Output all the data exactly. Pictures do not belong in the copy.

-- Records to process --
□ □ □ □ □ □ □

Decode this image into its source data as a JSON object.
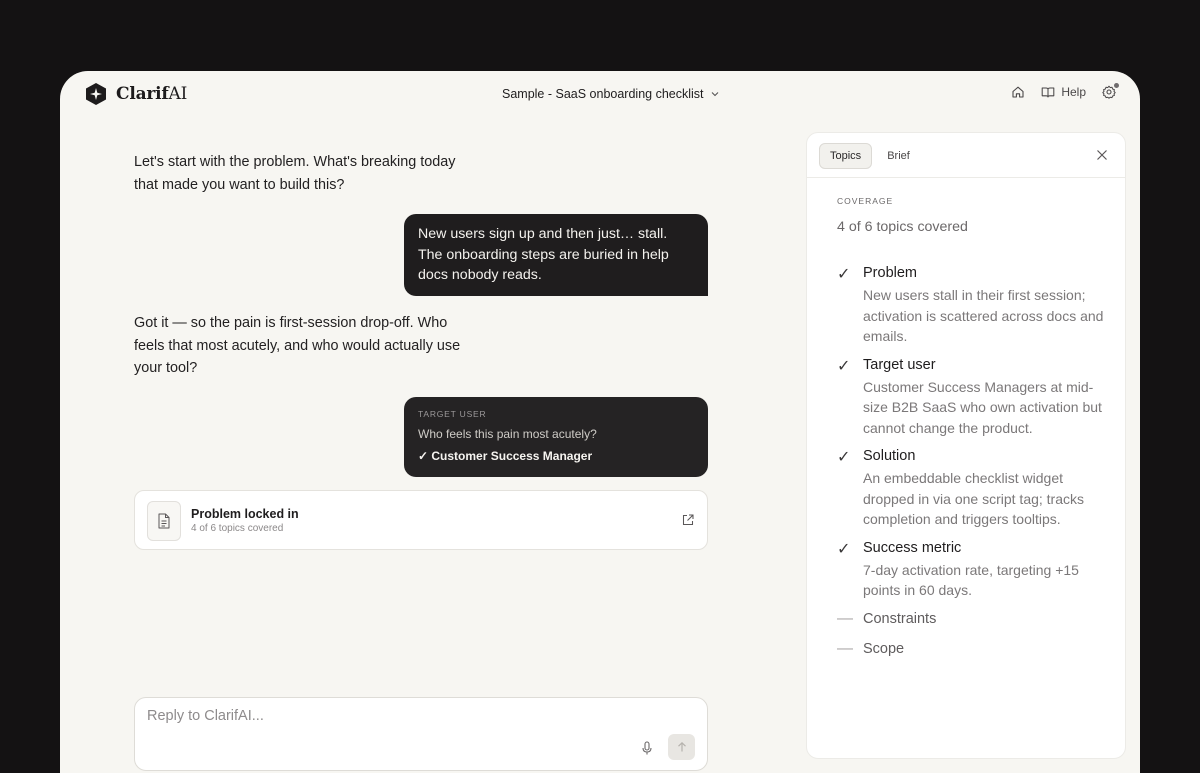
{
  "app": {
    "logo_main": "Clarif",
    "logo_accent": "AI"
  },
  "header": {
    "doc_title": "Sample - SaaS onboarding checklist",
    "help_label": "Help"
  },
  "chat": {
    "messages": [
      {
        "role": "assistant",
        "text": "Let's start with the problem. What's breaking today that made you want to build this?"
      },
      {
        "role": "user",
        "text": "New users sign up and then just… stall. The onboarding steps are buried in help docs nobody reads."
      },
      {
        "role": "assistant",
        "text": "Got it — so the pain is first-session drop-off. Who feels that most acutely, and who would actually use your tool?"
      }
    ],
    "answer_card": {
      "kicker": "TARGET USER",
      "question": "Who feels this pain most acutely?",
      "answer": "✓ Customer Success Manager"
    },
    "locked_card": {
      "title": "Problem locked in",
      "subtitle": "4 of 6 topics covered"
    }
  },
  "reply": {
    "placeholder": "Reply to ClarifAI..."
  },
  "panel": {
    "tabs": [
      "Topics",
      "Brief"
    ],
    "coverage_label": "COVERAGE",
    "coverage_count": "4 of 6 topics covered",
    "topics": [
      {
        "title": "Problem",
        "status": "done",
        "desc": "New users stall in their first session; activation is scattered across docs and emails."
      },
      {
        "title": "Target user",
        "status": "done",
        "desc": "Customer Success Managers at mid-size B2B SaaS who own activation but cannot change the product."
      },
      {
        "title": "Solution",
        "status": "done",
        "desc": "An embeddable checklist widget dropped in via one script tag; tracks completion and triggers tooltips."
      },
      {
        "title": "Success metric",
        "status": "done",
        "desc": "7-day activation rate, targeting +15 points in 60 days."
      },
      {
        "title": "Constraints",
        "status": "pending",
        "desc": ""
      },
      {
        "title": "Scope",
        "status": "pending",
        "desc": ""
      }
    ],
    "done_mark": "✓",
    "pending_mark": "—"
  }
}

□ □ □ □ □ □ □

-- Expected output --
Decode this image into its source data as a JSON object.
{
  "app": {
    "logo_main": "Clarif",
    "logo_accent": "AI"
  },
  "header": {
    "doc_title": "Sample - SaaS onboarding checklist",
    "help_label": "Help"
  },
  "chat": {
    "messages": [
      {
        "role": "assistant",
        "text": "Let's start with the problem. What's breaking today that made you want to build this?"
      },
      {
        "role": "user",
        "text": "New users sign up and then just… stall. The onboarding steps are buried in help docs nobody reads."
      },
      {
        "role": "assistant",
        "text": "Got it — so the pain is first-session drop-off. Who feels that most acutely, and who would actually use your tool?"
      }
    ],
    "answer_card": {
      "kicker": "TARGET USER",
      "question": "Who feels this pain most acutely?",
      "answer": "✓ Customer Success Manager"
    },
    "locked_card": {
      "title": "Problem locked in",
      "subtitle": "4 of 6 topics covered"
    }
  },
  "reply": {
    "placeholder": "Reply to ClarifAI..."
  },
  "panel": {
    "tabs": [
      "Topics",
      "Brief"
    ],
    "coverage_label": "COVERAGE",
    "coverage_count": "4 of 6 topics covered",
    "topics": [
      {
        "title": "Problem",
        "status": "done",
        "desc": "New users stall in their first session; activation is scattered across docs and emails."
      },
      {
        "title": "Target user",
        "status": "done",
        "desc": "Customer Success Managers at mid-size B2B SaaS who own activation but cannot change the product."
      },
      {
        "title": "Solution",
        "status": "done",
        "desc": "An embeddable checklist widget dropped in via one script tag; tracks completion and triggers tooltips."
      },
      {
        "title": "Success metric",
        "status": "done",
        "desc": "7-day activation rate, targeting +15 points in 60 days."
      },
      {
        "title": "Constraints",
        "status": "pending",
        "desc": ""
      },
      {
        "title": "Scope",
        "status": "pending",
        "desc": ""
      }
    ],
    "done_mark": "✓",
    "pending_mark": "—"
  }
}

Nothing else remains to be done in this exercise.